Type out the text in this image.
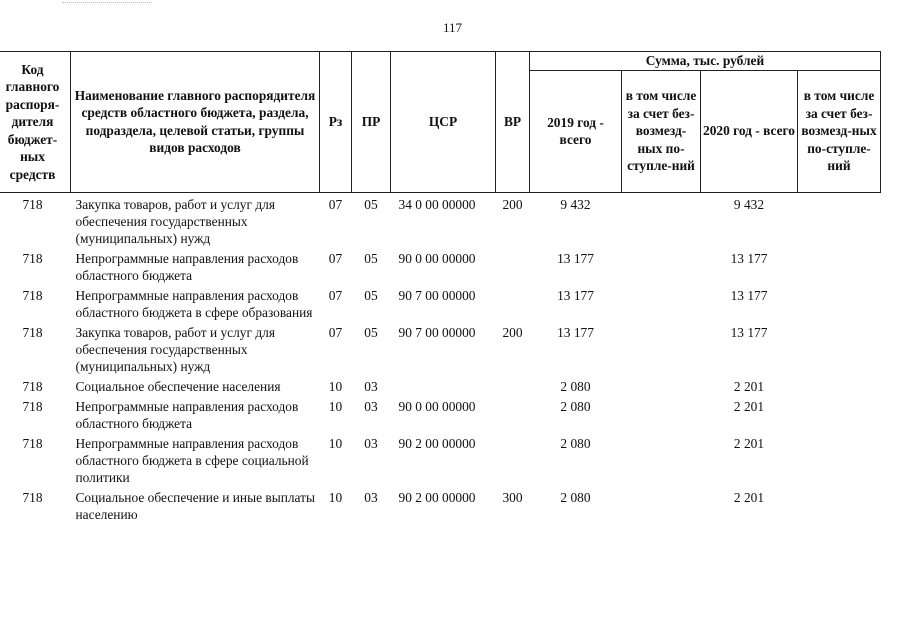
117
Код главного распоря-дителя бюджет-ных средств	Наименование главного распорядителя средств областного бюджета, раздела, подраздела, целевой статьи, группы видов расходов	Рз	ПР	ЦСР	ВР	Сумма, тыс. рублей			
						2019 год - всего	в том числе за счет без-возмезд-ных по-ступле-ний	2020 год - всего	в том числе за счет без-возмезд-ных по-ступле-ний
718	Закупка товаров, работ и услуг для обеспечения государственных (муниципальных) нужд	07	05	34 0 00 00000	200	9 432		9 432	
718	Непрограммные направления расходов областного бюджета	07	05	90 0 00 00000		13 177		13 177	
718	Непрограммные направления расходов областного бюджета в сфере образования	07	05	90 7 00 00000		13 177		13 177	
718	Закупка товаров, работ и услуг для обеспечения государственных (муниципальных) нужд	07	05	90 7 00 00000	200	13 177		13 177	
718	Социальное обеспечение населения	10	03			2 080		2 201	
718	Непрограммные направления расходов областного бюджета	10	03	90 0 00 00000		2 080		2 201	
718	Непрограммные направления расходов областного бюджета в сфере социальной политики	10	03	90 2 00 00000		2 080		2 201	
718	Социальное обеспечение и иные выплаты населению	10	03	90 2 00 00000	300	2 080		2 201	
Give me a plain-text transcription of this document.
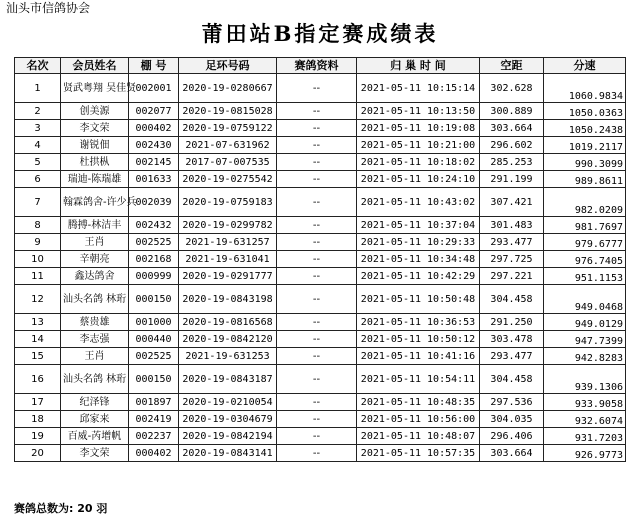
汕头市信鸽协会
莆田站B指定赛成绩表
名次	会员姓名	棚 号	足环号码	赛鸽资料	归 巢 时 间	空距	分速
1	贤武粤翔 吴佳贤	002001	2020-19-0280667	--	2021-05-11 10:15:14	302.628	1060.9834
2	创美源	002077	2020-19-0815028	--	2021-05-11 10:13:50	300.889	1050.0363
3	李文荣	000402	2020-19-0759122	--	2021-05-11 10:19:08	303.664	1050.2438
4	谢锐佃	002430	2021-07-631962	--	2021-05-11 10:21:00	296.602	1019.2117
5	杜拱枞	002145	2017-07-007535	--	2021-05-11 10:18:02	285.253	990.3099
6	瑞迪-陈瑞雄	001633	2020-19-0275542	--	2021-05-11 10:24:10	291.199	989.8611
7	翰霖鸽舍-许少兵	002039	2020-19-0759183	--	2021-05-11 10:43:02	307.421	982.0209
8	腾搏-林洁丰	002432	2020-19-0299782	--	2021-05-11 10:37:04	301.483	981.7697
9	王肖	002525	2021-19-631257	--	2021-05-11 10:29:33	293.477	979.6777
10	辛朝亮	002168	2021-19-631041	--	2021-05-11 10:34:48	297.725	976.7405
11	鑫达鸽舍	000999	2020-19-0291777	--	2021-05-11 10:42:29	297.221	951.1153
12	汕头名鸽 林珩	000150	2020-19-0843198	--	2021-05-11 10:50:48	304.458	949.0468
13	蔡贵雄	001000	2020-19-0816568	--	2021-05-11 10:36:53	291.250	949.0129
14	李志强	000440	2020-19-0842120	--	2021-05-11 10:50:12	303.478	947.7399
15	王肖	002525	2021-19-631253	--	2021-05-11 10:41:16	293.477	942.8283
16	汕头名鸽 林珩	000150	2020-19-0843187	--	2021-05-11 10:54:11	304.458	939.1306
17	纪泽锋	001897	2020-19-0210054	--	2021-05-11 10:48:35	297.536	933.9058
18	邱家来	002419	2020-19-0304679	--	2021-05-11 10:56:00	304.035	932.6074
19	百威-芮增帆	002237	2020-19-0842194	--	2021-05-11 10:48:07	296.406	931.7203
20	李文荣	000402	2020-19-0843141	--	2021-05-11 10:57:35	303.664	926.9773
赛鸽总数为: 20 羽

-*-*-

Job
Give back the entries verbatim. Do not include any picture.

Solved exercise
Type out the text in this image.
117
Код главного распоря-дителя бюджет-ных средств	Наименование главного распорядителя средств областного бюджета, раздела, подраздела, целевой статьи, группы видов расходов	Рз	ПР	ЦСР	ВР	Сумма, тыс. рублей			
						2019 год - всего	в том числе за счет без-возмезд-ных по-ступле-ний	2020 год - всего	в том числе за счет без-возмезд-ных по-ступле-ний
718	Закупка товаров, работ и услуг для обеспечения государственных (муниципальных) нужд	07	05	34 0 00 00000	200	9 432		9 432	
718	Непрограммные направления расходов областного бюджета	07	05	90 0 00 00000		13 177		13 177	
718	Непрограммные направления расходов областного бюджета в сфере образования	07	05	90 7 00 00000		13 177		13 177	
718	Закупка товаров, работ и услуг для обеспечения государственных (муниципальных) нужд	07	05	90 7 00 00000	200	13 177		13 177	
718	Социальное обеспечение населения	10	03			2 080		2 201	
718	Непрограммные направления расходов областного бюджета	10	03	90 0 00 00000		2 080		2 201	
718	Непрограммные направления расходов областного бюджета в сфере социальной политики	10	03	90 2 00 00000		2 080		2 201	
718	Социальное обеспечение и иные выплаты населению	10	03	90 2 00 00000	300	2 080		2 201	
Give me a plain-text transcription of this document.
汕头市信鸽协会
莆田站B指定赛成绩表
名次	会员姓名	棚 号	足环号码	赛鸽资料	归 巢 时 间	空距	分速
1	贤武粤翔 吴佳贤	002001	2020-19-0280667	--	2021-05-11 10:15:14	302.628	1060.9834
2	创美源	002077	2020-19-0815028	--	2021-05-11 10:13:50	300.889	1050.0363
3	李文荣	000402	2020-19-0759122	--	2021-05-11 10:19:08	303.664	1050.2438
4	谢锐佃	002430	2021-07-631962	--	2021-05-11 10:21:00	296.602	1019.2117
5	杜拱枞	002145	2017-07-007535	--	2021-05-11 10:18:02	285.253	990.3099
6	瑞迪-陈瑞雄	001633	2020-19-0275542	--	2021-05-11 10:24:10	291.199	989.8611
7	翰霖鸽舍-许少兵	002039	2020-19-0759183	--	2021-05-11 10:43:02	307.421	982.0209
8	腾搏-林洁丰	002432	2020-19-0299782	--	2021-05-11 10:37:04	301.483	981.7697
9	王肖	002525	2021-19-631257	--	2021-05-11 10:29:33	293.477	979.6777
10	辛朝亮	002168	2021-19-631041	--	2021-05-11 10:34:48	297.725	976.7405
11	鑫达鸽舍	000999	2020-19-0291777	--	2021-05-11 10:42:29	297.221	951.1153
12	汕头名鸽 林珩	000150	2020-19-0843198	--	2021-05-11 10:50:48	304.458	949.0468
13	蔡贵雄	001000	2020-19-0816568	--	2021-05-11 10:36:53	291.250	949.0129
14	李志强	000440	2020-19-0842120	--	2021-05-11 10:50:12	303.478	947.7399
15	王肖	002525	2021-19-631253	--	2021-05-11 10:41:16	293.477	942.8283
16	汕头名鸽 林珩	000150	2020-19-0843187	--	2021-05-11 10:54:11	304.458	939.1306
17	纪泽锋	001897	2020-19-0210054	--	2021-05-11 10:48:35	297.536	933.9058
18	邱家来	002419	2020-19-0304679	--	2021-05-11 10:56:00	304.035	932.6074
19	百威-芮增帆	002237	2020-19-0842194	--	2021-05-11 10:48:07	296.406	931.7203
20	李文荣	000402	2020-19-0843141	--	2021-05-11 10:57:35	303.664	926.9773
赛鸽总数为: 20 羽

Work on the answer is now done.